- **SUPPLIED MATERIAL**
* Start *

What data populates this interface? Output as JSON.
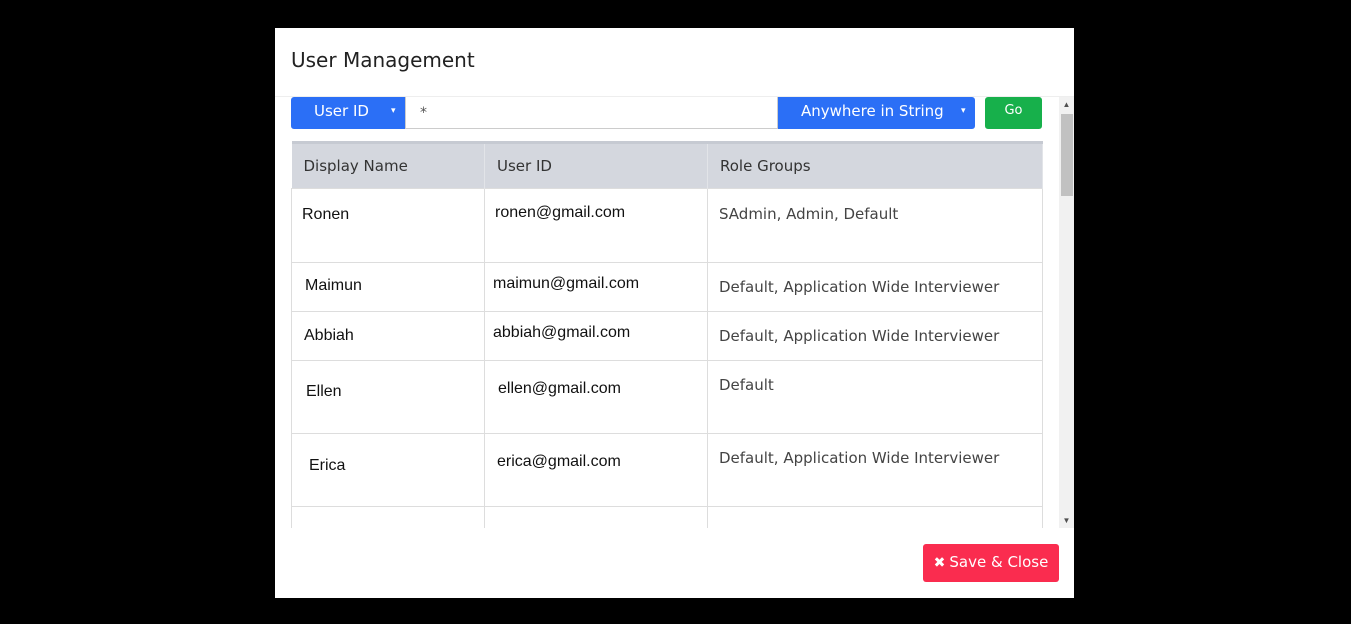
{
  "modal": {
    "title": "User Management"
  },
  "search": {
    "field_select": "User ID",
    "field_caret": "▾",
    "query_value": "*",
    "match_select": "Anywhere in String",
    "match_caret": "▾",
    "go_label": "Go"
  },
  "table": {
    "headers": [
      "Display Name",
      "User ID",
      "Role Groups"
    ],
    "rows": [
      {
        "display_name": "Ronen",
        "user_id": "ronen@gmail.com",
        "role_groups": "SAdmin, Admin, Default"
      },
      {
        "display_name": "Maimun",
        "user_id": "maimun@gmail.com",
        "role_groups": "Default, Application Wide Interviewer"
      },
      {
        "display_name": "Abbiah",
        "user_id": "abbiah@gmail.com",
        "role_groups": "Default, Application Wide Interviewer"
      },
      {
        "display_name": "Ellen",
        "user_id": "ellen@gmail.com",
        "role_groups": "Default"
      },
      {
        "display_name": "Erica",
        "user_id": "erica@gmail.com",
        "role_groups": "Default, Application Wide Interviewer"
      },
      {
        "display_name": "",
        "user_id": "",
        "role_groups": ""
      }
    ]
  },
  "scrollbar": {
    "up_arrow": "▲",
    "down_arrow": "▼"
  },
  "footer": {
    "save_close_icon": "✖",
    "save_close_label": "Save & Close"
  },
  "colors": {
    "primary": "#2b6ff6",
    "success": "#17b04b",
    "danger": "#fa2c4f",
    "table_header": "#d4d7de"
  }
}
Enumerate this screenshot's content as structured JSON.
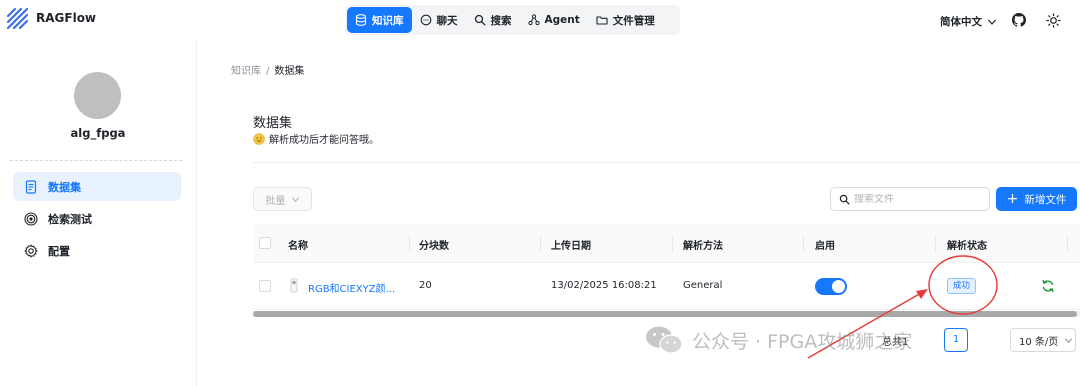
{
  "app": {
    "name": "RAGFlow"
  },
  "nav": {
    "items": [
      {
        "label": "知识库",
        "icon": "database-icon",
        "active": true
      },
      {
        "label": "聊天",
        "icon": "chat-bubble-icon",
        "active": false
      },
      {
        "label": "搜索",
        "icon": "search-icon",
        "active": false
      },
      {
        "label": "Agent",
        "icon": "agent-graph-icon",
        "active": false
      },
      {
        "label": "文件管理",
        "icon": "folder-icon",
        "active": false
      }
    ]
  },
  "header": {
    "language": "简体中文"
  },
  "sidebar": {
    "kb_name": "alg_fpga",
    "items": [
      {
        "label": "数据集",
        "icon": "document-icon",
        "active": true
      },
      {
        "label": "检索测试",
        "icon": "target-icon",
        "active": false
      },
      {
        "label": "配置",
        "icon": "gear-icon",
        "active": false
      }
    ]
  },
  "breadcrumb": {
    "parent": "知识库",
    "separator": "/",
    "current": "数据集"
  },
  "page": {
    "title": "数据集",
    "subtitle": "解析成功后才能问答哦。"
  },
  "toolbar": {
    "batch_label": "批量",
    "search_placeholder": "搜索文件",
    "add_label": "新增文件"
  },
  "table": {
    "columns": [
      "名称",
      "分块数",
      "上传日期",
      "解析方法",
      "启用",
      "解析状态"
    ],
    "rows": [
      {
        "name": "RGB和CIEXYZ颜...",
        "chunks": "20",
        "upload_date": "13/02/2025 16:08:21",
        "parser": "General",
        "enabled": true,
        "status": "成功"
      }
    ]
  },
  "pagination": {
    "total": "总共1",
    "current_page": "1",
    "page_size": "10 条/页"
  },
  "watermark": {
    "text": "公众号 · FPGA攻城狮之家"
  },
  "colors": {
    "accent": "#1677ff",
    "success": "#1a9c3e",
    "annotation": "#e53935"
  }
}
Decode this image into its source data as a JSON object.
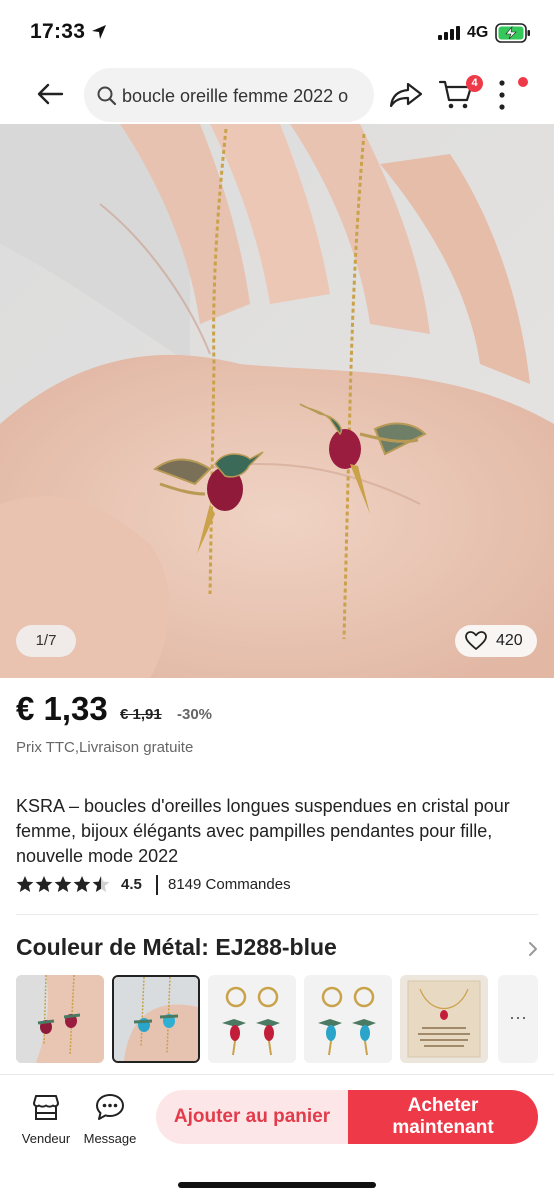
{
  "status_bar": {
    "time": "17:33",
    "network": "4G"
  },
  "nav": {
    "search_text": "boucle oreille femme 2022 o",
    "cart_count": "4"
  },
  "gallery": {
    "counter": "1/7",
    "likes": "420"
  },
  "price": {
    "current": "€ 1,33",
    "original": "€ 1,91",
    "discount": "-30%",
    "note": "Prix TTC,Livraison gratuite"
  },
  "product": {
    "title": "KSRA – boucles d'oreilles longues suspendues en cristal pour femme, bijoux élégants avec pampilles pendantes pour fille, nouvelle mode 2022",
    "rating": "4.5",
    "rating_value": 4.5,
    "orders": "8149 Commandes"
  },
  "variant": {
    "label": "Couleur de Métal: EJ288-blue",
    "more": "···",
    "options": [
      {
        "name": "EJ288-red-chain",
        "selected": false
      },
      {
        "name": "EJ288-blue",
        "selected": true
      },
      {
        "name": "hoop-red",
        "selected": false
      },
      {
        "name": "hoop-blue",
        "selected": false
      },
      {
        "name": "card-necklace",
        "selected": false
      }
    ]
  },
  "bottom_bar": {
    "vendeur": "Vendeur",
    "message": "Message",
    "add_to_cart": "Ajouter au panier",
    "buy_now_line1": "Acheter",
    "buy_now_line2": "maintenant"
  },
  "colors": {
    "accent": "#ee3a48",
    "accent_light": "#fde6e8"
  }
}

* End *
* Start *

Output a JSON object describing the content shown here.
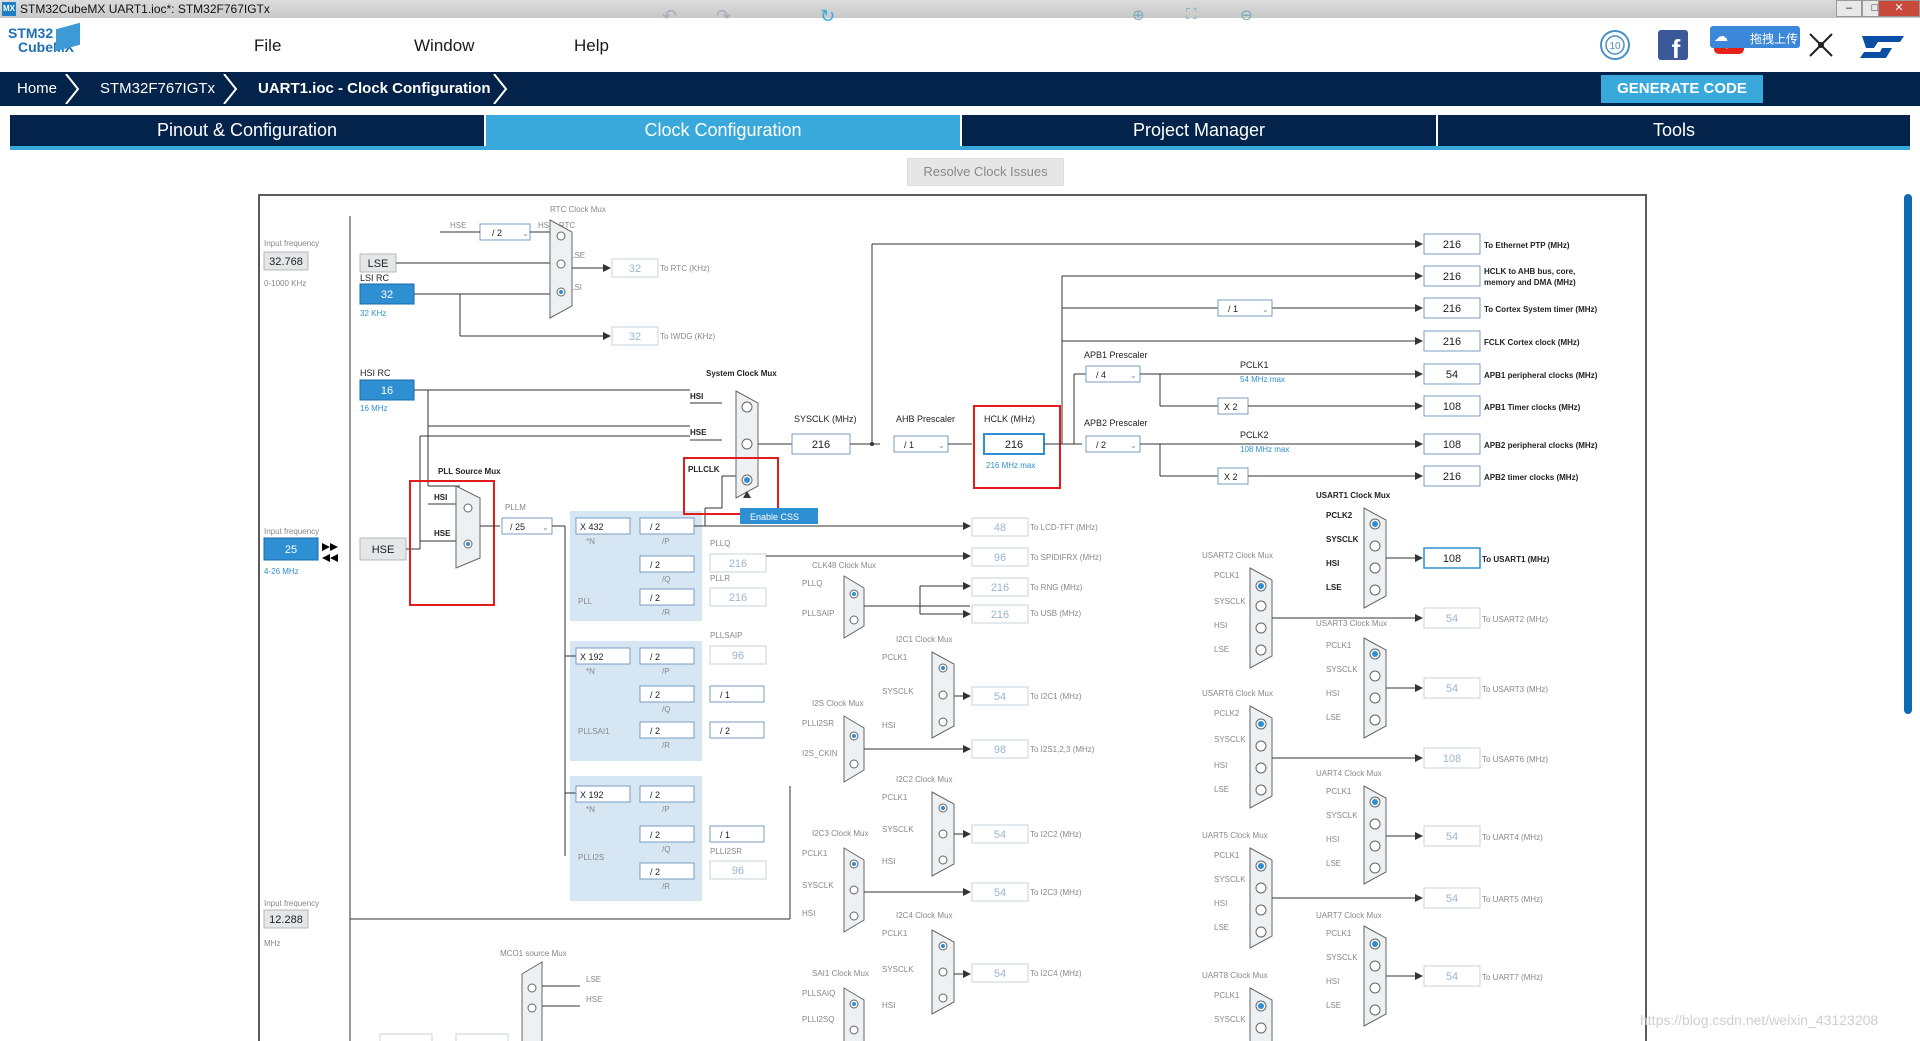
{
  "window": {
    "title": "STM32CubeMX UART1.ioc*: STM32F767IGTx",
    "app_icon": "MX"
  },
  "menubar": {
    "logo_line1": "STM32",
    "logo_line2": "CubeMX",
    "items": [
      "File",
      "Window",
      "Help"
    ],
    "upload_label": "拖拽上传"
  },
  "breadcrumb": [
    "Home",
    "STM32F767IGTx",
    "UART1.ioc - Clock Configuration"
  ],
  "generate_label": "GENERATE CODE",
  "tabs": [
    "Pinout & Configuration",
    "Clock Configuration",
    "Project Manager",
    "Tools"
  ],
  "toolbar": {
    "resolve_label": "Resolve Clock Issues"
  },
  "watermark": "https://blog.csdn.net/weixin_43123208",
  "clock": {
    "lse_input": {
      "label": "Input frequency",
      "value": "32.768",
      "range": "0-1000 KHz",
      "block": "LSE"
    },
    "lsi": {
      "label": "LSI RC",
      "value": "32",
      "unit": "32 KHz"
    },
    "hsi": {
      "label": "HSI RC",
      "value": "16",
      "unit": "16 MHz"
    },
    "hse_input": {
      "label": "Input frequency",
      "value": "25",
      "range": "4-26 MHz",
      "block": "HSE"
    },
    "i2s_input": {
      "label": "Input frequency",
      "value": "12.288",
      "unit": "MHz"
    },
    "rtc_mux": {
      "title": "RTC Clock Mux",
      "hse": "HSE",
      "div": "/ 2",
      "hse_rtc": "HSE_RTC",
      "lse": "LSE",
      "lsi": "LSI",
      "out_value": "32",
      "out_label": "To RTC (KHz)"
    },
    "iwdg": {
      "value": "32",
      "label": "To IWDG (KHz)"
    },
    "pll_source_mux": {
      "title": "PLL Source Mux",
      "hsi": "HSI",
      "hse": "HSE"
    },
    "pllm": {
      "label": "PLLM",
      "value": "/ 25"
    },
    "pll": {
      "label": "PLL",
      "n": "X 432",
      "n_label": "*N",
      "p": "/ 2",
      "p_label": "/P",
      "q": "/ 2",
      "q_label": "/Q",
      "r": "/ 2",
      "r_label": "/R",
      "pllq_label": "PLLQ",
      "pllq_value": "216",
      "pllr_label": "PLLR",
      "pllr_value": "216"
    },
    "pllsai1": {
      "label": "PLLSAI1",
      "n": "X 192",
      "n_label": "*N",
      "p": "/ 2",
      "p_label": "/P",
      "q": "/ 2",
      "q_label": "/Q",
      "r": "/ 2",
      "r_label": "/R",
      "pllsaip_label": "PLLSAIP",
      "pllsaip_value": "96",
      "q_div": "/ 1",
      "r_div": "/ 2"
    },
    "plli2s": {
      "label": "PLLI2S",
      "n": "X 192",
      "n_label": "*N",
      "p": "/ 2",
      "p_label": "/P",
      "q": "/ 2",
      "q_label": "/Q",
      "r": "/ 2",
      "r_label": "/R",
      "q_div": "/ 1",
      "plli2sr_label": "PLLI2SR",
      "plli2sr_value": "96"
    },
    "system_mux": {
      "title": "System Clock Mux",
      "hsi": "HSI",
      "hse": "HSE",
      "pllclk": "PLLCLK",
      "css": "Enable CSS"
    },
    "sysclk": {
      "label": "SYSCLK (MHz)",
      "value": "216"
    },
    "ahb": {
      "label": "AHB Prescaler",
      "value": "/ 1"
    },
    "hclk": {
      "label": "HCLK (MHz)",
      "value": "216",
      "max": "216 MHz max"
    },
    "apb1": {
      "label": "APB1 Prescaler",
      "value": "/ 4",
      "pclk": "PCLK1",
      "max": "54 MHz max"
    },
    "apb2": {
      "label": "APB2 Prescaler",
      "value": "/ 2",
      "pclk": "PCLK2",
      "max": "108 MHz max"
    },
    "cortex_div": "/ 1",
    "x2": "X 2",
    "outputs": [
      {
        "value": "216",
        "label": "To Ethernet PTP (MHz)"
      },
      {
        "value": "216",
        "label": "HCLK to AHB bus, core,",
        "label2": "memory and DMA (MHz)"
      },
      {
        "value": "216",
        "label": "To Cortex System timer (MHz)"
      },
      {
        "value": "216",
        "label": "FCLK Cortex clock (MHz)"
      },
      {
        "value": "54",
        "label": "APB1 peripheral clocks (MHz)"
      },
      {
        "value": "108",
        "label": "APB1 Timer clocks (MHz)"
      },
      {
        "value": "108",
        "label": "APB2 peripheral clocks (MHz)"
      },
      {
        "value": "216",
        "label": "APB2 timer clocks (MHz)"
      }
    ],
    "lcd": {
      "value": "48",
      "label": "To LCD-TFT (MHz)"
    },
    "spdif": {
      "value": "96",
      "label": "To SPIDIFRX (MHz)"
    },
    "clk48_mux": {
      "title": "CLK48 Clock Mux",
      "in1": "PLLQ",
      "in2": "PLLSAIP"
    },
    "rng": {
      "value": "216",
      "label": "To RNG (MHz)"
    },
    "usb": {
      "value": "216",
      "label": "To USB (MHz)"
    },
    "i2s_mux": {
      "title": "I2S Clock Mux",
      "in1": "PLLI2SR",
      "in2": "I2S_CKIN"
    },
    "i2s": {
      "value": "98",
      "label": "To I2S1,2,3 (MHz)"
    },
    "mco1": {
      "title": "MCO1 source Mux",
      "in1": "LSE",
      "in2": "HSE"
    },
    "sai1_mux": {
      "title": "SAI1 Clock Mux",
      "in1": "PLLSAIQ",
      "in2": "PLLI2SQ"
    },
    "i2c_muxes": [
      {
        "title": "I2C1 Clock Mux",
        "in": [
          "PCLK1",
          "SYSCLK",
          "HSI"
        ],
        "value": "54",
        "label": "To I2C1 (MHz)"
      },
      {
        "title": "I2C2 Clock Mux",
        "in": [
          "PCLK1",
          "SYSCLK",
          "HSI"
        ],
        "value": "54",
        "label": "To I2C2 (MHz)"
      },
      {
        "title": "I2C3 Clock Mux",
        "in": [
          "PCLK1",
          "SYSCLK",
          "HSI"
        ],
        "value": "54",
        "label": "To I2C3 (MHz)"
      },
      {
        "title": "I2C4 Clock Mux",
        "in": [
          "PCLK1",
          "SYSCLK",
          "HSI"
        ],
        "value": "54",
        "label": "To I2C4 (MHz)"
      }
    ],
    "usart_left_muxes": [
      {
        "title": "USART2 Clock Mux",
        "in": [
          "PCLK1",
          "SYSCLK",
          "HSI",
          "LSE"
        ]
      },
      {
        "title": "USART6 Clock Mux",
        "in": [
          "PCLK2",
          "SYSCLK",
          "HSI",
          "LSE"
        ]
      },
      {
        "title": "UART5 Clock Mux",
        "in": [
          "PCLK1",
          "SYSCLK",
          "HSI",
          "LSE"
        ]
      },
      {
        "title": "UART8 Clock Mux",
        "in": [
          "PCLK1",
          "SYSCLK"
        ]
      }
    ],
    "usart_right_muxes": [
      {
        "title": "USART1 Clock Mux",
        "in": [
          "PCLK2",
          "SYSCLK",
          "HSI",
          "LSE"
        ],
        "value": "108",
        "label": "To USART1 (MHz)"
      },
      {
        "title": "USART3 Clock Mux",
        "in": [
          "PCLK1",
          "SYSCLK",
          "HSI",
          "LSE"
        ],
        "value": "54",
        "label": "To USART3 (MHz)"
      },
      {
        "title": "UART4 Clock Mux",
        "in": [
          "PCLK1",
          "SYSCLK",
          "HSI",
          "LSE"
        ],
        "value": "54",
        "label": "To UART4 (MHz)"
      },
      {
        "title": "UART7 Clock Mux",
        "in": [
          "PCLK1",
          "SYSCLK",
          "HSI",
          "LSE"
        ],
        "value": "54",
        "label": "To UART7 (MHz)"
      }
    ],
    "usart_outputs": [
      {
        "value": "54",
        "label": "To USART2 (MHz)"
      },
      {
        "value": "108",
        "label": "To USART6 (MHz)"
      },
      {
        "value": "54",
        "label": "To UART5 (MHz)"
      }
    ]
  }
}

* End *

Gather each line of the records holding the string "gmail".

        "user_id": "ronen@gmail.com",
        "user_id": "maimun@gmail.com",
        "user_id": "abbiah@gmail.com",
        "user_id": "ellen@gmail.com",
        "user_id": "erica@gmail.com",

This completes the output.